Search the material for "either" and show all lines that contain it.

╭─ Record excerpts

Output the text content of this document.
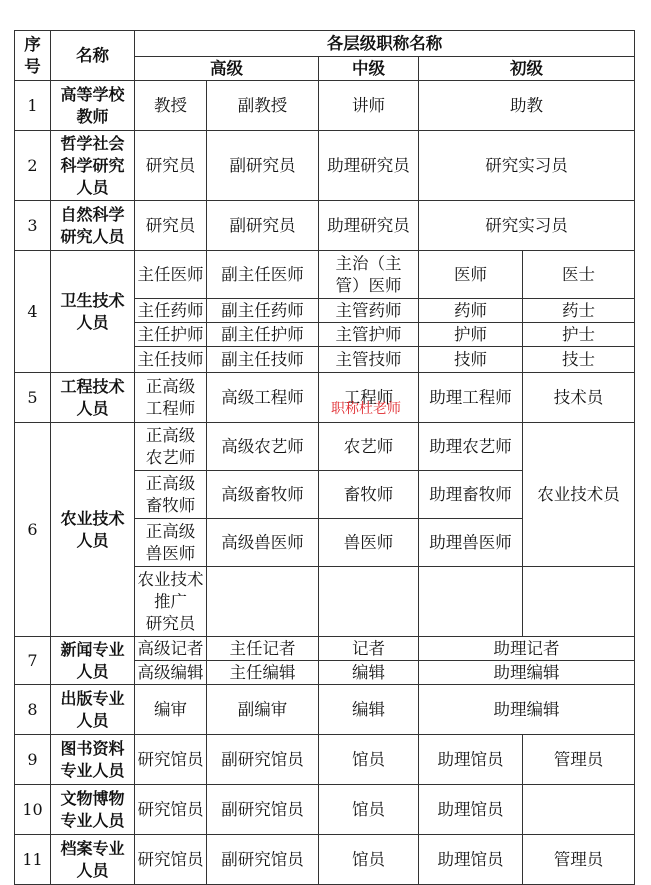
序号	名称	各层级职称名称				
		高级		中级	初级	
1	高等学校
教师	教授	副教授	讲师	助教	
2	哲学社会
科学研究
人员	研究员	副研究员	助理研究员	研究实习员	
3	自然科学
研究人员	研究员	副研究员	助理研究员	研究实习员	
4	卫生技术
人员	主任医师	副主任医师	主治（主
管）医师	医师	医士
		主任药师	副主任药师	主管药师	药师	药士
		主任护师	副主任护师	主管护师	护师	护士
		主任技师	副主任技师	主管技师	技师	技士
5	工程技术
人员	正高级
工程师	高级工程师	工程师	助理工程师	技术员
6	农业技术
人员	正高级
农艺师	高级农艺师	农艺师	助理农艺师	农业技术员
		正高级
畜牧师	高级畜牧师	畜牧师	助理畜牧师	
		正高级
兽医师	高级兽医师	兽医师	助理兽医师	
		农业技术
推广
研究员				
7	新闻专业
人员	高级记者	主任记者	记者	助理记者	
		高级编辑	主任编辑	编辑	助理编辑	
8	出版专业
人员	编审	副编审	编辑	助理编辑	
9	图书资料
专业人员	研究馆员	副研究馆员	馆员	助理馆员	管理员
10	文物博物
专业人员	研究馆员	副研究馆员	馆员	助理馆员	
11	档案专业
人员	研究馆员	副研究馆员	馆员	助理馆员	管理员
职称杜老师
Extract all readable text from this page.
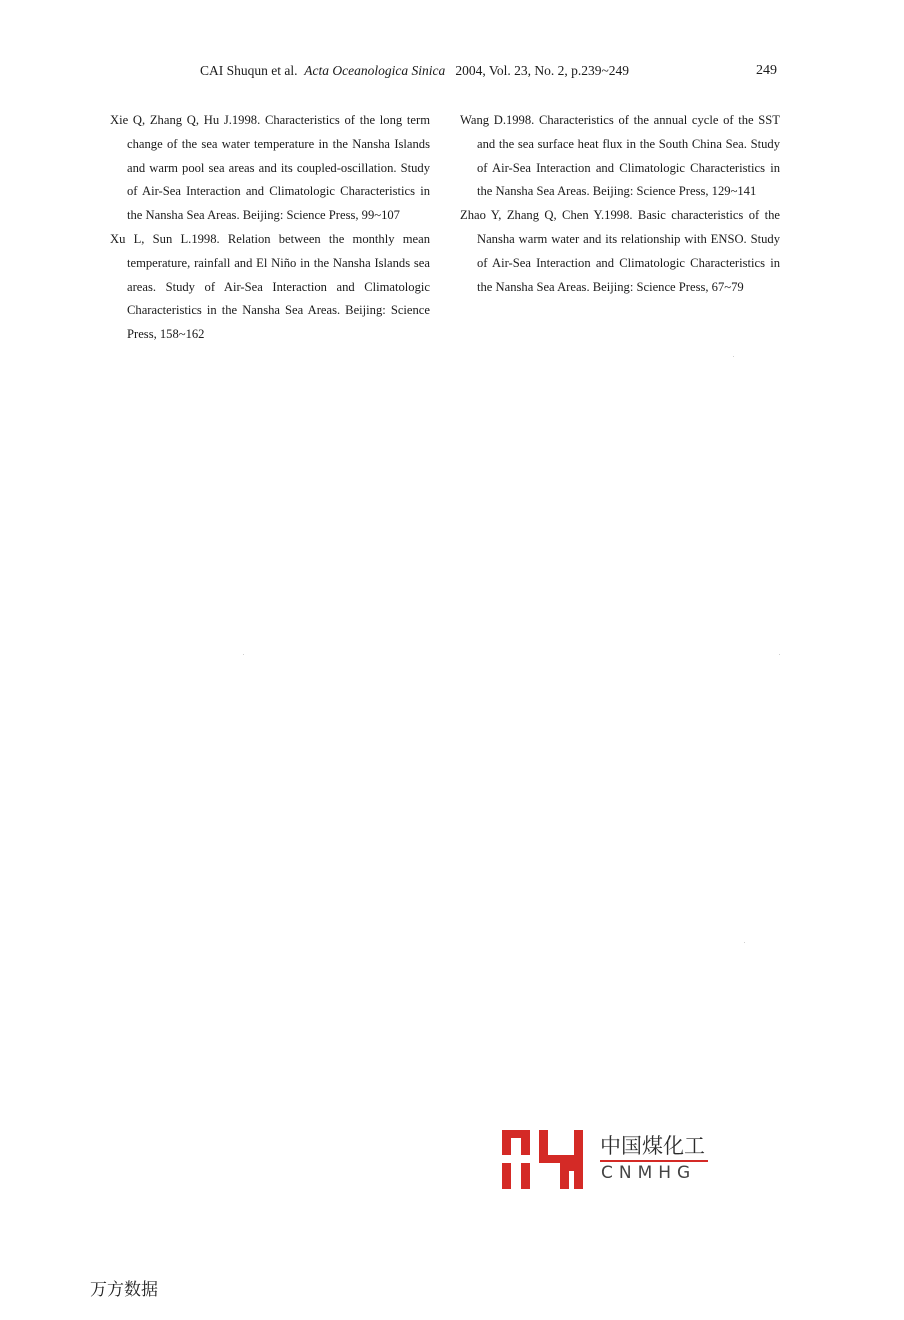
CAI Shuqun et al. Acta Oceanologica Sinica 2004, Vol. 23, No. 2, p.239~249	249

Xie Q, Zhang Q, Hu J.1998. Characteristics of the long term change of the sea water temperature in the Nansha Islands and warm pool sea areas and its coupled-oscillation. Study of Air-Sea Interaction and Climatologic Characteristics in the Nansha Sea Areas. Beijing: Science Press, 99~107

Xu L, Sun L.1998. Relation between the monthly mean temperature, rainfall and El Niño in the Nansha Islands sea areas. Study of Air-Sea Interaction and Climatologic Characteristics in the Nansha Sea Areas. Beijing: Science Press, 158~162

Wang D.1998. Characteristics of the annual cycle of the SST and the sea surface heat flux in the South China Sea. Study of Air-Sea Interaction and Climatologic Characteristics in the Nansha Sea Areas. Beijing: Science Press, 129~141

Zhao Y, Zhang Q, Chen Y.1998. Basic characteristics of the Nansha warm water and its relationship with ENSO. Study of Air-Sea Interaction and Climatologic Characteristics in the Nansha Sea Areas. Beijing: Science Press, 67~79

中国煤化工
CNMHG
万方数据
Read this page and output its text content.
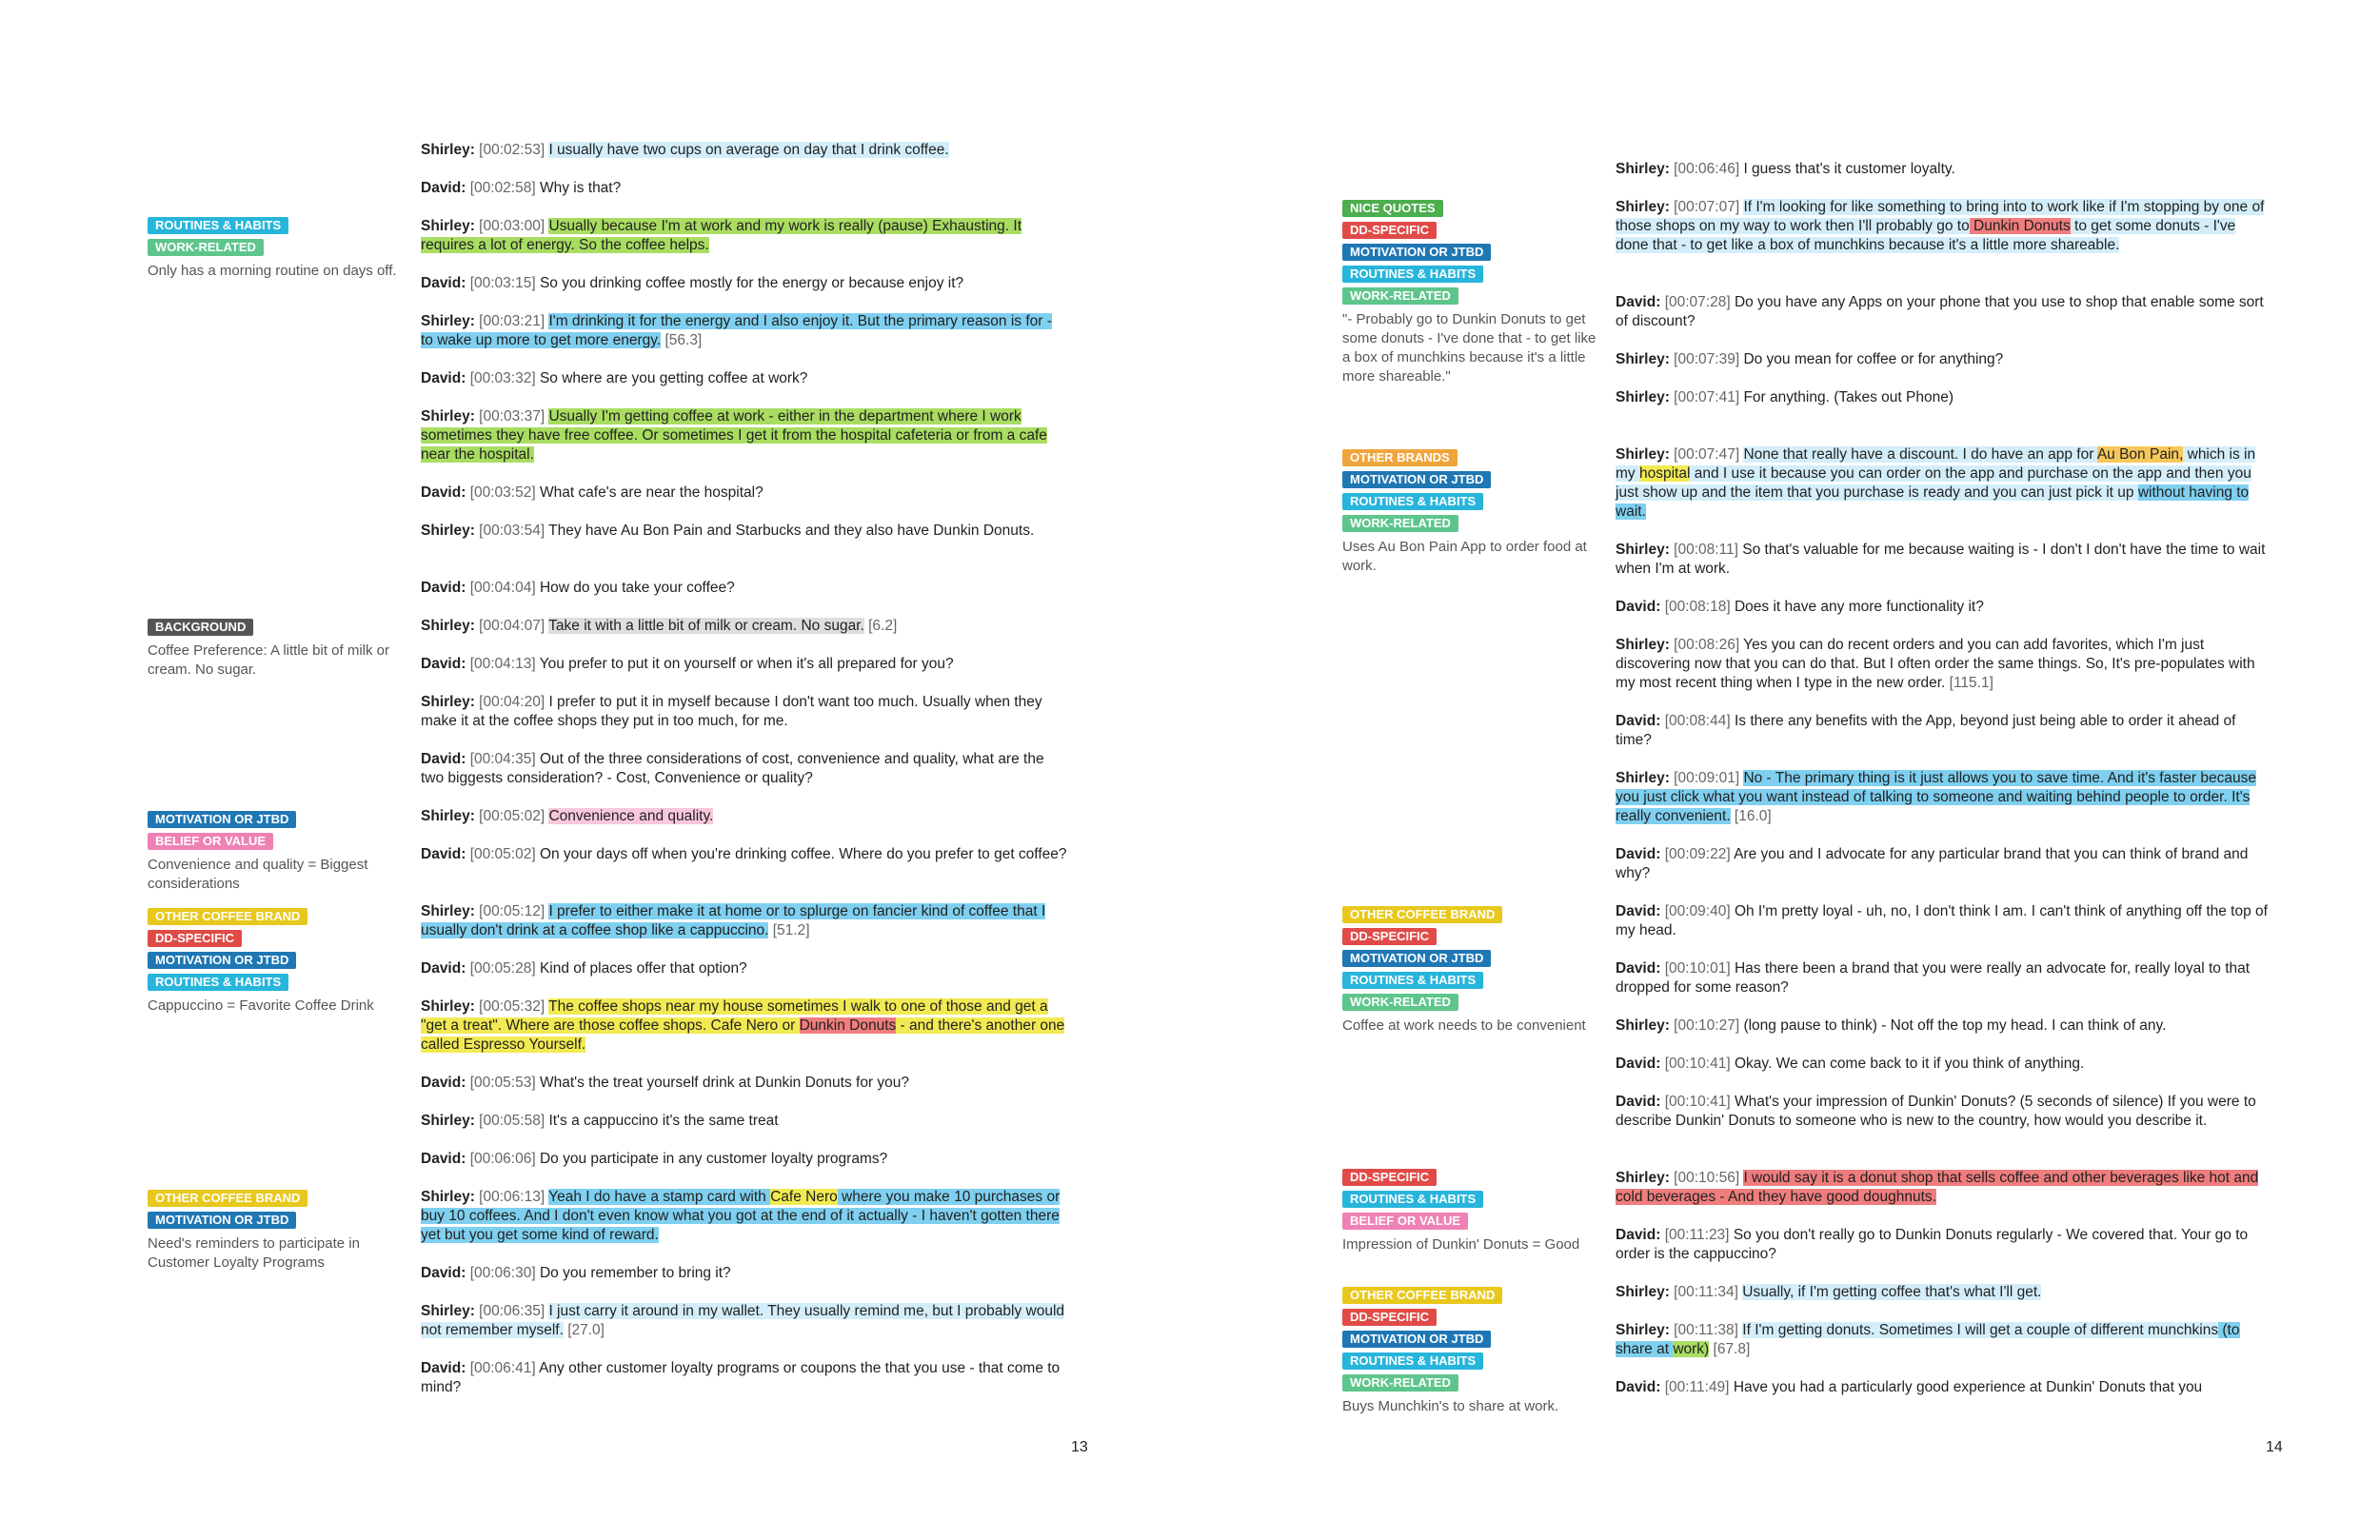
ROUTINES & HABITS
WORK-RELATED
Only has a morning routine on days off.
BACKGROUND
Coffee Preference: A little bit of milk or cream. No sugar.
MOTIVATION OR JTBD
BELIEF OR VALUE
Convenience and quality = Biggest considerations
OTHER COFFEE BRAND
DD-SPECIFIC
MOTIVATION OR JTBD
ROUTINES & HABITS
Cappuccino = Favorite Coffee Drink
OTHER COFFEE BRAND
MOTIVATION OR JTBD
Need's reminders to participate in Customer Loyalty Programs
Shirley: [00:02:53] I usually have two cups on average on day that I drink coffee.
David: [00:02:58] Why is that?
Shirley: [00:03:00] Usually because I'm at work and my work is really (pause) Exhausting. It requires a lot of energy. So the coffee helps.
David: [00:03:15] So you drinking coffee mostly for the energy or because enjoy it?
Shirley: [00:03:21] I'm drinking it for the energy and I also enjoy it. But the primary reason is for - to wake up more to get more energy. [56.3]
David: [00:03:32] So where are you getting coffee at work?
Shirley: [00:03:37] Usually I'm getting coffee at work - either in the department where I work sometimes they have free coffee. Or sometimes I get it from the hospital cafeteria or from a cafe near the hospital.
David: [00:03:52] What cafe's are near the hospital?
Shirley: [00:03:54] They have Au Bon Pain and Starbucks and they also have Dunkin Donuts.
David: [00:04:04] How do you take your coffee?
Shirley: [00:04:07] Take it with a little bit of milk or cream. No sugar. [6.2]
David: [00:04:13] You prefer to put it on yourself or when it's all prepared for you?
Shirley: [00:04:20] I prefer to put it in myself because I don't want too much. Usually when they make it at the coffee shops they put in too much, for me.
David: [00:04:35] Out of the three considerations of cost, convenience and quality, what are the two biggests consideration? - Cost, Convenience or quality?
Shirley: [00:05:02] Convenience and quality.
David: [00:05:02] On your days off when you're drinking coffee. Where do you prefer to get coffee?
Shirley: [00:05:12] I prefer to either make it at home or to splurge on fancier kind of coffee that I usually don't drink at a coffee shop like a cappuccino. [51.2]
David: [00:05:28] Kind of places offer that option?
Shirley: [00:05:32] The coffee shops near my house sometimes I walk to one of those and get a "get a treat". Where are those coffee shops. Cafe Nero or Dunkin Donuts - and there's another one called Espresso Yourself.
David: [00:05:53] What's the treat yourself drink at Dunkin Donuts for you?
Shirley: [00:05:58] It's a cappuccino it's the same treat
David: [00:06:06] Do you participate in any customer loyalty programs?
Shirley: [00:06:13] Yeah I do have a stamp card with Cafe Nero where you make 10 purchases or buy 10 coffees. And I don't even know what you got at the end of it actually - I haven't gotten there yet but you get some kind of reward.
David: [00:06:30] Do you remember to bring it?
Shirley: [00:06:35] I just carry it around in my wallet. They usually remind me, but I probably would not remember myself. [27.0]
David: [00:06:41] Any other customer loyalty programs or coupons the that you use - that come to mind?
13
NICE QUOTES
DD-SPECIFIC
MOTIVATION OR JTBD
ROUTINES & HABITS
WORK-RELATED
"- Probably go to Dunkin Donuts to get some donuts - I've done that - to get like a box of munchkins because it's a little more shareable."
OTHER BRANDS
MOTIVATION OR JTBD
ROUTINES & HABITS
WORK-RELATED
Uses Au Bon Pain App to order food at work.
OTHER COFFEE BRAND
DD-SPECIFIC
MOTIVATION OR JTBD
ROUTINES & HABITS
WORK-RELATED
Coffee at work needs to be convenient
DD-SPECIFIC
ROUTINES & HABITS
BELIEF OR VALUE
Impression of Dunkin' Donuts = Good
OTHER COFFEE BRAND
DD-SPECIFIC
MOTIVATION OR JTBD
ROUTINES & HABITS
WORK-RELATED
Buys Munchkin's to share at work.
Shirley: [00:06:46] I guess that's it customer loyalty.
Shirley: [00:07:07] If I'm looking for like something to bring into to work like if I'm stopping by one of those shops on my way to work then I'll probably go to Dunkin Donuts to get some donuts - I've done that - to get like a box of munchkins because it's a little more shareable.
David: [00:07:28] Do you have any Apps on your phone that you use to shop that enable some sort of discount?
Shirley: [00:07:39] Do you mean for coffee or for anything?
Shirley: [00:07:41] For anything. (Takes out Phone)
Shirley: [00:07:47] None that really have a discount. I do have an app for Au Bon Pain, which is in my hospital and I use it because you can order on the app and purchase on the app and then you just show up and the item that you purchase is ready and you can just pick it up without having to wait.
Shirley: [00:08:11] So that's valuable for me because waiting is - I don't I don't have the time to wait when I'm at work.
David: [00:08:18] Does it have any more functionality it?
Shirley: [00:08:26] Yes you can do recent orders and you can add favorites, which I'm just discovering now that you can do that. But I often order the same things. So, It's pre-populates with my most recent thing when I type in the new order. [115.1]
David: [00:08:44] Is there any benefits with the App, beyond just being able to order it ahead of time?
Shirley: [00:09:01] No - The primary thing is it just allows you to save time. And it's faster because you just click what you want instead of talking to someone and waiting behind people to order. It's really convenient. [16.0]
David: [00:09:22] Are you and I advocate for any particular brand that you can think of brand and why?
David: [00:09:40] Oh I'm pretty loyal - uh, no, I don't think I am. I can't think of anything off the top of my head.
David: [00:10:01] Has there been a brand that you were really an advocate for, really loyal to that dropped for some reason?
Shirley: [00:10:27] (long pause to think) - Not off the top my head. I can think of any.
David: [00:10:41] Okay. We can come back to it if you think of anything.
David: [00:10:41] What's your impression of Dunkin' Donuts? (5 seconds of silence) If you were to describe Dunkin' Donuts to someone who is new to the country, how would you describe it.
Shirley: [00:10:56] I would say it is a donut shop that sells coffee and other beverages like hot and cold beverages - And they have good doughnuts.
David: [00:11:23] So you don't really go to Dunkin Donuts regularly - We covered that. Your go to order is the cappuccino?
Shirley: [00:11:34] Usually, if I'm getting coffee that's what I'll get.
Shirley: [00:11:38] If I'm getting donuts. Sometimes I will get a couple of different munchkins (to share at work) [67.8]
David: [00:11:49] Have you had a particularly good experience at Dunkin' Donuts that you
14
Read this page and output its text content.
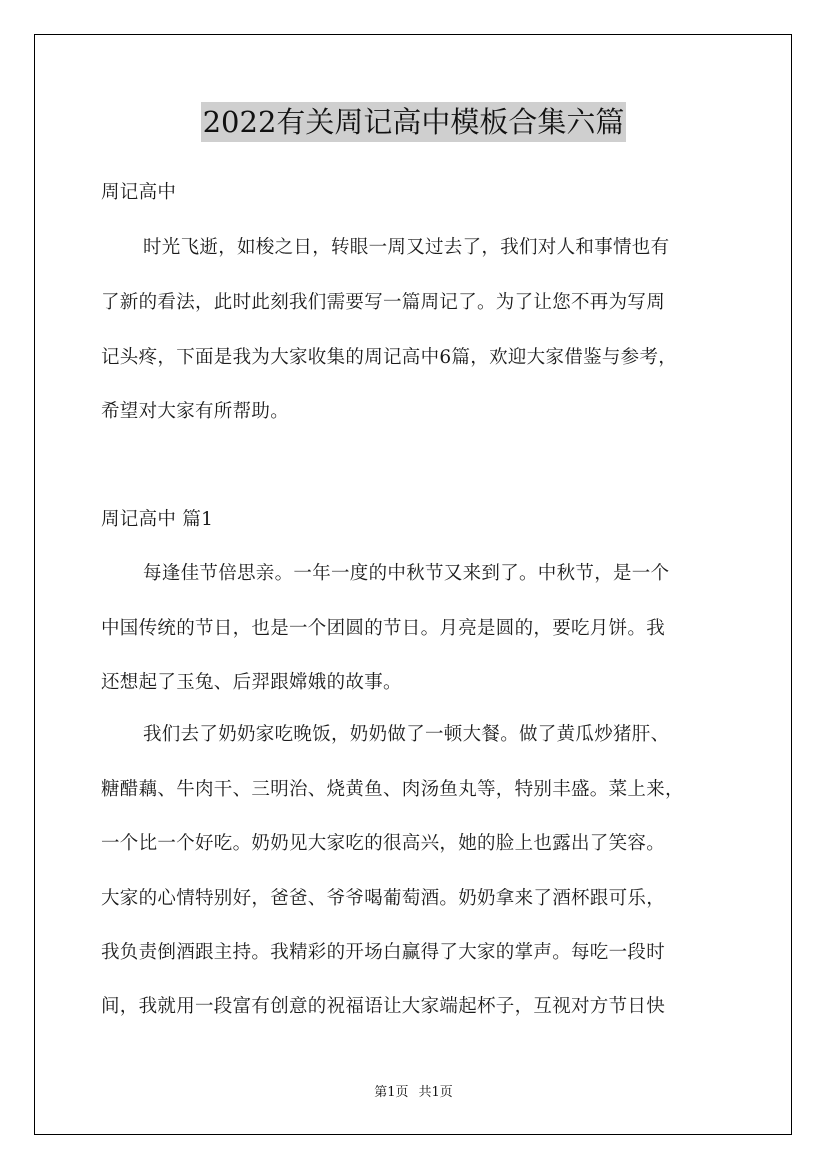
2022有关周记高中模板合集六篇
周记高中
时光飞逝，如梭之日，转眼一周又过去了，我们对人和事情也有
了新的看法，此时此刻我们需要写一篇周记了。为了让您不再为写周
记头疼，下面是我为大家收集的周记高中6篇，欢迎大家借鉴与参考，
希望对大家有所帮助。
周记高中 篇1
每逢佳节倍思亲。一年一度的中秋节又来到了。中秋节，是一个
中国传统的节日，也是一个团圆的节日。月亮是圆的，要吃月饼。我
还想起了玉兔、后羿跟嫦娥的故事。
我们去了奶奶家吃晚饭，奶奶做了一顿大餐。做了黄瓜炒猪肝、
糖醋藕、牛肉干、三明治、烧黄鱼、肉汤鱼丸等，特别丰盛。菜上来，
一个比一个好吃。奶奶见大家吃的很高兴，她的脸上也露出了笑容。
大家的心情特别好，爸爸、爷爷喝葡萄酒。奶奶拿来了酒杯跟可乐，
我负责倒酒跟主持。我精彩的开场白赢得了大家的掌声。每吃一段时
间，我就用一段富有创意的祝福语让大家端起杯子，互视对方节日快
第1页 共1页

╰─

• [Exercise response]:
Shirley: [00:03:37] Usually I'm getting coffee at work - either in the department where I work sometimes they have free coffee. Or sometimes I get it from the hospital cafeteria or from a cafe near the hospital.
Shirley: [00:05:12] I prefer to either make it at home or to splurge on fancier kind of coffee that I usually don't drink at a coffee shop like a cappuccino. [51.2]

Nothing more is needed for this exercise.